*Job*
Can you copy out the data exactly? Leave the images out.

BEGIN Excerpted data

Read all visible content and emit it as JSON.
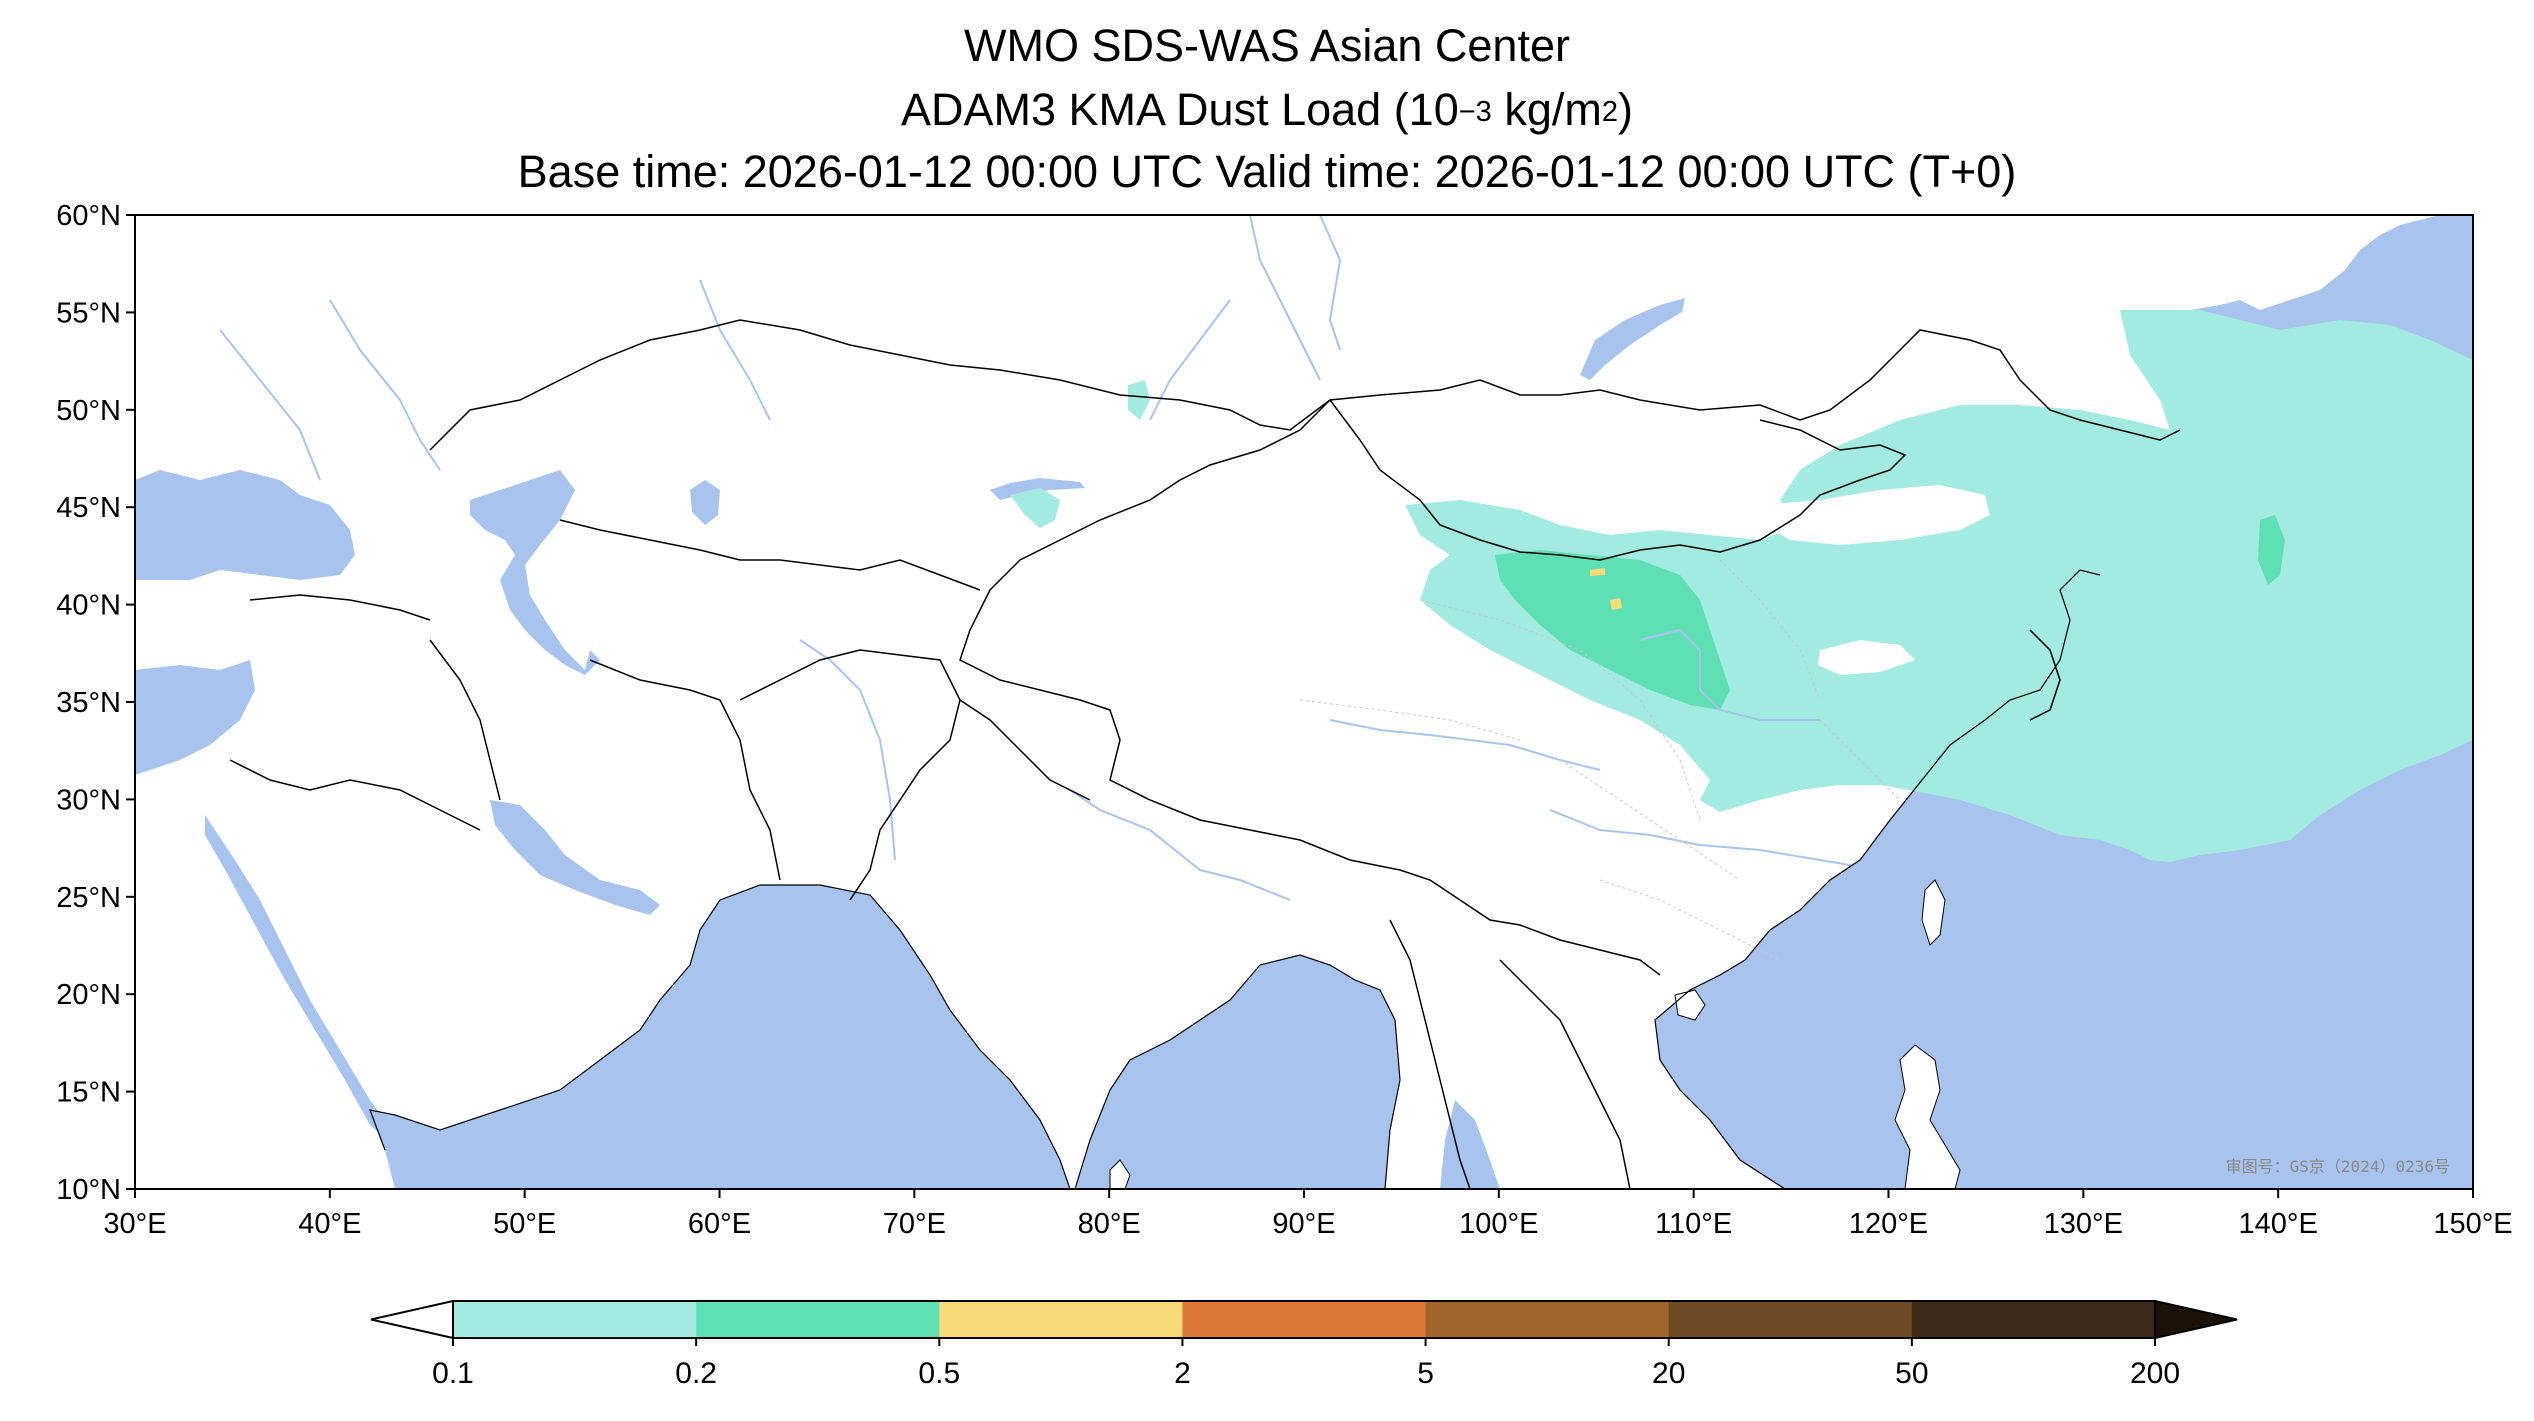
{
  "title": {
    "line1": "WMO SDS-WAS Asian Center",
    "line2_prefix": "ADAM3 KMA Dust Load (10",
    "line2_exp": "−3",
    "line2_mid": " kg/m",
    "line2_exp2": "2",
    "line2_suffix": ")",
    "line3": "Base time: 2026-01-12 00:00 UTC Valid time: 2026-01-12 00:00 UTC (T+0)"
  },
  "map": {
    "lon_range": [
      30,
      150
    ],
    "lat_range": [
      10,
      60
    ],
    "x_ticks": [
      "30°E",
      "40°E",
      "50°E",
      "60°E",
      "70°E",
      "80°E",
      "90°E",
      "100°E",
      "110°E",
      "120°E",
      "130°E",
      "140°E",
      "150°E"
    ],
    "y_ticks": [
      "10°N",
      "15°N",
      "20°N",
      "25°N",
      "30°N",
      "35°N",
      "40°N",
      "45°N",
      "50°N",
      "55°N",
      "60°N"
    ],
    "watermark": "审图号：GS京（2024）0236号",
    "colors": {
      "ocean": "#a8c4ee",
      "land": "#ffffff",
      "border": "#000000",
      "river": "#a8c4ee",
      "province": "#bbbbbb"
    }
  },
  "colorbar": {
    "levels": [
      "0.1",
      "0.2",
      "0.5",
      "2",
      "5",
      "20",
      "50",
      "200"
    ],
    "colors": [
      "#a3ebe0",
      "#5fe0b4",
      "#f8d977",
      "#dd7737",
      "#a0652b",
      "#6e4a24",
      "#3d2a18"
    ],
    "under_color": "#ffffff",
    "over_color": "#1a1209"
  }
}
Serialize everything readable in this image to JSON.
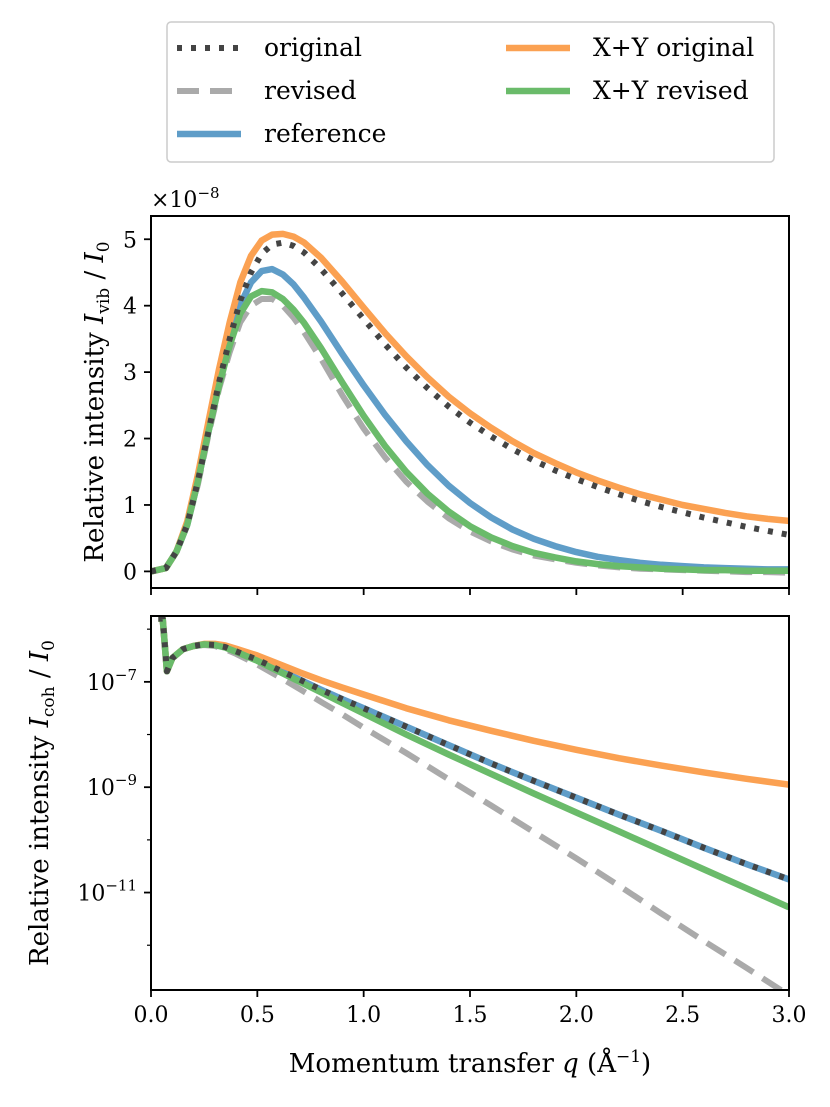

END Excerpted data

*Solution*
Read all visible content and emit it as JSON.
{
  "title": {
    "line1": "WMO SDS-WAS Asian Center",
    "line2_prefix": "ADAM3 KMA Dust Load (10",
    "line2_exp": "−3",
    "line2_mid": " kg/m",
    "line2_exp2": "2",
    "line2_suffix": ")",
    "line3": "Base time: 2026-01-12 00:00 UTC Valid time: 2026-01-12 00:00 UTC (T+0)"
  },
  "map": {
    "lon_range": [
      30,
      150
    ],
    "lat_range": [
      10,
      60
    ],
    "x_ticks": [
      "30°E",
      "40°E",
      "50°E",
      "60°E",
      "70°E",
      "80°E",
      "90°E",
      "100°E",
      "110°E",
      "120°E",
      "130°E",
      "140°E",
      "150°E"
    ],
    "y_ticks": [
      "10°N",
      "15°N",
      "20°N",
      "25°N",
      "30°N",
      "35°N",
      "40°N",
      "45°N",
      "50°N",
      "55°N",
      "60°N"
    ],
    "watermark": "审图号：GS京（2024）0236号",
    "colors": {
      "ocean": "#a8c4ee",
      "land": "#ffffff",
      "border": "#000000",
      "river": "#a8c4ee",
      "province": "#bbbbbb"
    }
  },
  "colorbar": {
    "levels": [
      "0.1",
      "0.2",
      "0.5",
      "2",
      "5",
      "20",
      "50",
      "200"
    ],
    "colors": [
      "#a3ebe0",
      "#5fe0b4",
      "#f8d977",
      "#dd7737",
      "#a0652b",
      "#6e4a24",
      "#3d2a18"
    ],
    "under_color": "#ffffff",
    "over_color": "#1a1209"
  }
}
Serialize everything readable in this image to JSON.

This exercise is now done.